>> START RECORDS SHOWN

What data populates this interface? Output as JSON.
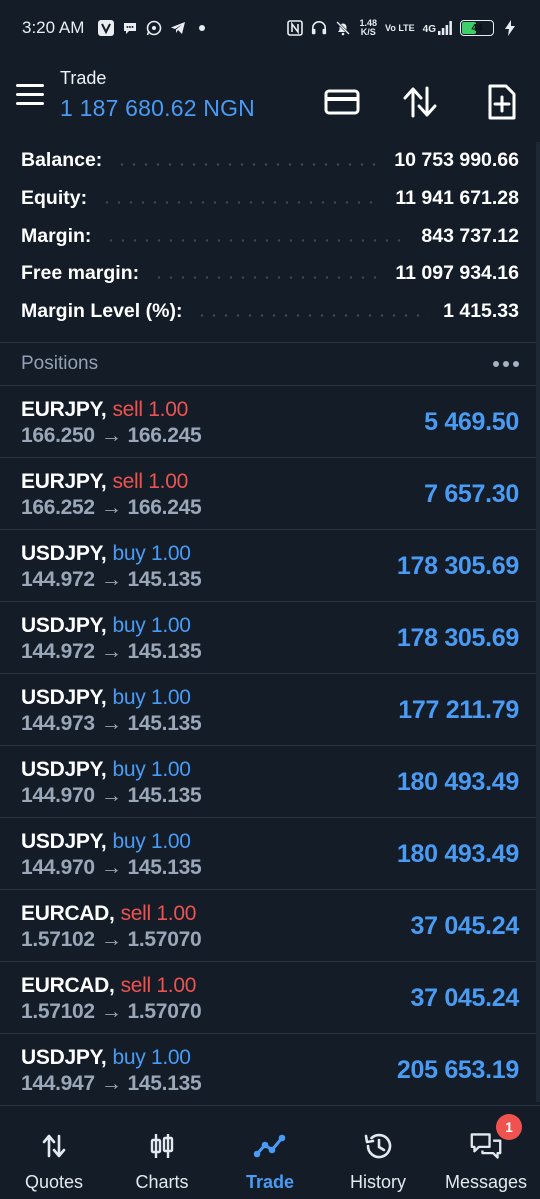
{
  "status_bar": {
    "time": "3:20 AM",
    "net_speed_value": "1.48",
    "net_speed_unit": "K/S",
    "volte": "Vo LTE",
    "network": "4G",
    "battery": "44"
  },
  "header": {
    "title": "Trade",
    "balance": "1 187 680.62 NGN",
    "icons": [
      "menu-icon",
      "card-icon",
      "sort-arrows-icon",
      "new-order-icon"
    ]
  },
  "summary": [
    {
      "label": "Balance:",
      "value": "10 753 990.66"
    },
    {
      "label": "Equity:",
      "value": "11 941 671.28"
    },
    {
      "label": "Margin:",
      "value": "843 737.12"
    },
    {
      "label": "Free margin:",
      "value": "11 097 934.16"
    },
    {
      "label": "Margin Level (%):",
      "value": "1 415.33"
    }
  ],
  "positions_header": {
    "label": "Positions"
  },
  "positions": [
    {
      "symbol": "EURJPY,",
      "side": "sell 1.00",
      "side_type": "sell",
      "open": "166.250",
      "arrow": "→",
      "current": "166.245",
      "profit": "5 469.50"
    },
    {
      "symbol": "EURJPY,",
      "side": "sell 1.00",
      "side_type": "sell",
      "open": "166.252",
      "arrow": "→",
      "current": "166.245",
      "profit": "7 657.30"
    },
    {
      "symbol": "USDJPY,",
      "side": "buy 1.00",
      "side_type": "buy",
      "open": "144.972",
      "arrow": "→",
      "current": "145.135",
      "profit": "178 305.69"
    },
    {
      "symbol": "USDJPY,",
      "side": "buy 1.00",
      "side_type": "buy",
      "open": "144.972",
      "arrow": "→",
      "current": "145.135",
      "profit": "178 305.69"
    },
    {
      "symbol": "USDJPY,",
      "side": "buy 1.00",
      "side_type": "buy",
      "open": "144.973",
      "arrow": "→",
      "current": "145.135",
      "profit": "177 211.79"
    },
    {
      "symbol": "USDJPY,",
      "side": "buy 1.00",
      "side_type": "buy",
      "open": "144.970",
      "arrow": "→",
      "current": "145.135",
      "profit": "180 493.49"
    },
    {
      "symbol": "USDJPY,",
      "side": "buy 1.00",
      "side_type": "buy",
      "open": "144.970",
      "arrow": "→",
      "current": "145.135",
      "profit": "180 493.49"
    },
    {
      "symbol": "EURCAD,",
      "side": "sell 1.00",
      "side_type": "sell",
      "open": "1.57102",
      "arrow": "→",
      "current": "1.57070",
      "profit": "37 045.24"
    },
    {
      "symbol": "EURCAD,",
      "side": "sell 1.00",
      "side_type": "sell",
      "open": "1.57102",
      "arrow": "→",
      "current": "1.57070",
      "profit": "37 045.24"
    },
    {
      "symbol": "USDJPY,",
      "side": "buy 1.00",
      "side_type": "buy",
      "open": "144.947",
      "arrow": "→",
      "current": "145.135",
      "profit": "205 653.19"
    }
  ],
  "nav": {
    "items": [
      {
        "label": "Quotes",
        "icon": "quotes-icon"
      },
      {
        "label": "Charts",
        "icon": "charts-icon"
      },
      {
        "label": "Trade",
        "icon": "trade-icon",
        "active": true
      },
      {
        "label": "History",
        "icon": "history-icon"
      },
      {
        "label": "Messages",
        "icon": "messages-icon",
        "badge": "1"
      }
    ]
  },
  "colors": {
    "background": "#131c27",
    "accent": "#4a9bf3",
    "sell": "#f0524f",
    "muted": "#9aa7b8"
  }
}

>> END RECORDS SHOWN

● WHAT IS NEEDED
Which lines of the data above contain "profit"? Copy each one.

● FULL ANSWER
      "profit": "5 469.50"
      "profit": "7 657.30"
      "profit": "178 305.69"
      "profit": "178 305.69"
      "profit": "177 211.79"
      "profit": "180 493.49"
      "profit": "180 493.49"
      "profit": "37 045.24"
      "profit": "37 045.24"
      "profit": "205 653.19"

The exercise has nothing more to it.